(Stored items)
"""
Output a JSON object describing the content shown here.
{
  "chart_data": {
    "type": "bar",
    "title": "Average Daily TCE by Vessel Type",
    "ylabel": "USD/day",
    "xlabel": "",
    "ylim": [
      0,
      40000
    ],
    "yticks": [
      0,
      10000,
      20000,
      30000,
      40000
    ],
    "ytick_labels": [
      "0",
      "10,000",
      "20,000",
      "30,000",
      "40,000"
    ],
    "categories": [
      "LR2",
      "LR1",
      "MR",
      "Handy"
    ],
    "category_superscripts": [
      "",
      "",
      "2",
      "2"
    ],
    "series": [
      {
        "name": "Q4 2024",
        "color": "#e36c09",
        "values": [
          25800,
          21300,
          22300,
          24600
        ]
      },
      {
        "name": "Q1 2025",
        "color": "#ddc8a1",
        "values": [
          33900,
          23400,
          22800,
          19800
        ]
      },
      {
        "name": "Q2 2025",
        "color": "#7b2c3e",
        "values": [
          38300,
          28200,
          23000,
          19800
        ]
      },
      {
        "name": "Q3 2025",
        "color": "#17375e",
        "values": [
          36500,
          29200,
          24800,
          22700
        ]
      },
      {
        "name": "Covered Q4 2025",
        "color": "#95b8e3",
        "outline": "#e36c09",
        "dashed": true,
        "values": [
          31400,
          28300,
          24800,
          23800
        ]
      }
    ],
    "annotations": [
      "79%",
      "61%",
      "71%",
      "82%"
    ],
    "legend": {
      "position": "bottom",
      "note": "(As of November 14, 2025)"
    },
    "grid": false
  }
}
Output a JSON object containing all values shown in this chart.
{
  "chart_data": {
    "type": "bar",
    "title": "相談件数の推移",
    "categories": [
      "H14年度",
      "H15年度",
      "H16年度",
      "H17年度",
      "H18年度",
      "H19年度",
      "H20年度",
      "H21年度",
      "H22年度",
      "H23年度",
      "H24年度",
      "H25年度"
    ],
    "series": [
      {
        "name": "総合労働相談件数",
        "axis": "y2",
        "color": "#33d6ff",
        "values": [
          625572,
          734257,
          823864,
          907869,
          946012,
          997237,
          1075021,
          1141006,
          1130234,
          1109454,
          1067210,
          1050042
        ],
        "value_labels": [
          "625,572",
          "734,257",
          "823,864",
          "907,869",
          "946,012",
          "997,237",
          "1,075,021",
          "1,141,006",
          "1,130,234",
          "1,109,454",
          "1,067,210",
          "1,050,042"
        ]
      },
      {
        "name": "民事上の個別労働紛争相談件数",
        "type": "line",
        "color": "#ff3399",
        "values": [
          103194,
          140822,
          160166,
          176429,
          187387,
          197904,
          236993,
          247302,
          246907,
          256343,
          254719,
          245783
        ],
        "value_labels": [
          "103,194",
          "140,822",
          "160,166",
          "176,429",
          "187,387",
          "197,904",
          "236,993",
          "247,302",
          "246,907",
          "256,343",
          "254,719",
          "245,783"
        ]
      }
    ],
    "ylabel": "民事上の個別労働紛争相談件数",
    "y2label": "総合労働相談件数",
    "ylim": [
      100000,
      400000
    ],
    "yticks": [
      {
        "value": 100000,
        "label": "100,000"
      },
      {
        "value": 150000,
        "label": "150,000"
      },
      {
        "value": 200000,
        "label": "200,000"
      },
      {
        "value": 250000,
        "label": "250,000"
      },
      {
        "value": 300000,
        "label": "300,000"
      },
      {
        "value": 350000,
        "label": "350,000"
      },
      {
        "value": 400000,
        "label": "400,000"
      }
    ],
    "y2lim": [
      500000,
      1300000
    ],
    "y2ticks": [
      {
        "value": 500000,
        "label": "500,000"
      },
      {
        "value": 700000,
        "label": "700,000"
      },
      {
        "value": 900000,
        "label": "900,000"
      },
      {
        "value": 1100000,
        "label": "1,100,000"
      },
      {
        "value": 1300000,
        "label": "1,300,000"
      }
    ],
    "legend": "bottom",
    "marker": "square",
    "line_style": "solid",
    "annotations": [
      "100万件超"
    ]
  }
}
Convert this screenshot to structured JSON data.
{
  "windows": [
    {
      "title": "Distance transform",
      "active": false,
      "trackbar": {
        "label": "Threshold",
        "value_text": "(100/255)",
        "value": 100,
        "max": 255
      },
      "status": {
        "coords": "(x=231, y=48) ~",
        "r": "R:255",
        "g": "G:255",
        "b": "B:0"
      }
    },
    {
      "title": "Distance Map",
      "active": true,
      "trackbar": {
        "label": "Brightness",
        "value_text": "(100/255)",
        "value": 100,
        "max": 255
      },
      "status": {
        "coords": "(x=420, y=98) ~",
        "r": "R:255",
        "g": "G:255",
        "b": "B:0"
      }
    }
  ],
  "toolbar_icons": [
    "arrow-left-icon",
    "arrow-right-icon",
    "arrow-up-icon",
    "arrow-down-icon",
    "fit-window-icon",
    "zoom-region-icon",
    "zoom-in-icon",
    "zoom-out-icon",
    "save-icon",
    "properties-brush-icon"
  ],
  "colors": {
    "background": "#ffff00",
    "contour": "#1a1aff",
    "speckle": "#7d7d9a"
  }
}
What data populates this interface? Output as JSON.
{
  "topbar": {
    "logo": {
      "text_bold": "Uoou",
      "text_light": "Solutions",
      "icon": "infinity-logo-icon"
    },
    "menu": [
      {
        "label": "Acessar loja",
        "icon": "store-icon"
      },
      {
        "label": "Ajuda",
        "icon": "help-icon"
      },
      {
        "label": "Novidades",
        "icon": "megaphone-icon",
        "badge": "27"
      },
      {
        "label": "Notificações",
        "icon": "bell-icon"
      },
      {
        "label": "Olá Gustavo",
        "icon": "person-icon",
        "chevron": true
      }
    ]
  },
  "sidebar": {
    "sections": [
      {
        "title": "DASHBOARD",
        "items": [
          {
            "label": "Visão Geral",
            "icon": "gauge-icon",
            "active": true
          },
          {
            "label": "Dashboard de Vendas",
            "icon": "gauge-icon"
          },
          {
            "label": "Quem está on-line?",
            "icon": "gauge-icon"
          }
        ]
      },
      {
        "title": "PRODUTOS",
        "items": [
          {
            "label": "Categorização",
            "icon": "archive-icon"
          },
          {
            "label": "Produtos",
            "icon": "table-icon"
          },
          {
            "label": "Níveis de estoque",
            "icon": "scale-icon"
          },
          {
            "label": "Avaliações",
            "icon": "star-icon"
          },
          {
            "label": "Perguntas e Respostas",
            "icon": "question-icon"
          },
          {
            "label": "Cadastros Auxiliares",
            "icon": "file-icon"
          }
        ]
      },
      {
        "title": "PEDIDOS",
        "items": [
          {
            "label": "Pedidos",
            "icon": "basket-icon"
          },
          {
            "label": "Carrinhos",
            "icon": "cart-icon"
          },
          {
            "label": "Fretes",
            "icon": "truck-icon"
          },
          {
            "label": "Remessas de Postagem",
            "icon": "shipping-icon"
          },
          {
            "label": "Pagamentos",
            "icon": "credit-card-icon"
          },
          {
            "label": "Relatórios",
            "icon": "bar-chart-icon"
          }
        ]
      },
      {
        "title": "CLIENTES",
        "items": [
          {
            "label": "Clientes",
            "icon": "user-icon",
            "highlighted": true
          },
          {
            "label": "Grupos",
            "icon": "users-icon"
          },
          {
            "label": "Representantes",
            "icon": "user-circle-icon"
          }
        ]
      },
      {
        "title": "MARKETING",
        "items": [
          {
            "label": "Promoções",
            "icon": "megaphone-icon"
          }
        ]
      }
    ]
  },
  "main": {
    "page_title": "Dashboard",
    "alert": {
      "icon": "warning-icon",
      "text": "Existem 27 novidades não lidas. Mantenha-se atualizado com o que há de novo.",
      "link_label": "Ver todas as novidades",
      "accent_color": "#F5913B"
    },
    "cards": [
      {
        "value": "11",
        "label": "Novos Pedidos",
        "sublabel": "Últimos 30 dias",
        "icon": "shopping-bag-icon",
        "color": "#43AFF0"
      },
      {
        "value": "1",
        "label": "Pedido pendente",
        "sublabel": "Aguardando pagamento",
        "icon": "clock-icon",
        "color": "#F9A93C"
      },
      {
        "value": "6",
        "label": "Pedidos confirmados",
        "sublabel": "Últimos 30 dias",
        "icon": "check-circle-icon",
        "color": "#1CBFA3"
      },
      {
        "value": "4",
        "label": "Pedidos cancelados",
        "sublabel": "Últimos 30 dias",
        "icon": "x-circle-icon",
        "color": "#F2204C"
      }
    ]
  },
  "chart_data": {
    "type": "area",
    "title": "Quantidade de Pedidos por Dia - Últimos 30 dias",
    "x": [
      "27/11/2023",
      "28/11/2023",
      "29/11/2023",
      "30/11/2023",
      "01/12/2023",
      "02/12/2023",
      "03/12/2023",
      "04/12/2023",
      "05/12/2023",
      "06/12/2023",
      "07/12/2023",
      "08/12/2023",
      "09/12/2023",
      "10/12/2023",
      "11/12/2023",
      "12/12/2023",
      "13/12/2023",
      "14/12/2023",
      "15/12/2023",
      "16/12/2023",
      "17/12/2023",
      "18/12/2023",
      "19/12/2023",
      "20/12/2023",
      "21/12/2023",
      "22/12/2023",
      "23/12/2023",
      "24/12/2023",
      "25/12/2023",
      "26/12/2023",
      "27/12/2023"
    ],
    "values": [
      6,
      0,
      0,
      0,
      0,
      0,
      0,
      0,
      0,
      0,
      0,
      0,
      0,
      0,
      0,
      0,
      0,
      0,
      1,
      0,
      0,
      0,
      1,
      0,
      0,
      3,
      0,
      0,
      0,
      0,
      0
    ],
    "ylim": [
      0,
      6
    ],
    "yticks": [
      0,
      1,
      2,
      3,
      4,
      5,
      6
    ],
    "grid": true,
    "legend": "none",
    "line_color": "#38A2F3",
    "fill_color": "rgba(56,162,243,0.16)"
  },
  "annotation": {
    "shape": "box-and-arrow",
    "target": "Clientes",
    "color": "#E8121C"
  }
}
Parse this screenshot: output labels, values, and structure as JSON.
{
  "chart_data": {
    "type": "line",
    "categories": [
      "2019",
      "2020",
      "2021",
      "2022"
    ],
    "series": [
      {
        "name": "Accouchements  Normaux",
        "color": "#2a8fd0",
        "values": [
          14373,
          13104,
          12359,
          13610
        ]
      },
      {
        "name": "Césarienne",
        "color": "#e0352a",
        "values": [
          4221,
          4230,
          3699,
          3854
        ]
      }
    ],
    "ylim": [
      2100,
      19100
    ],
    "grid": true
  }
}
"""
▶ _Set task_
Write out each line of the data that holds the string "circle".

▶ _Full solution_
            "icon": "user-circle-icon"
        "icon": "check-circle-icon",
        "icon": "x-circle-icon",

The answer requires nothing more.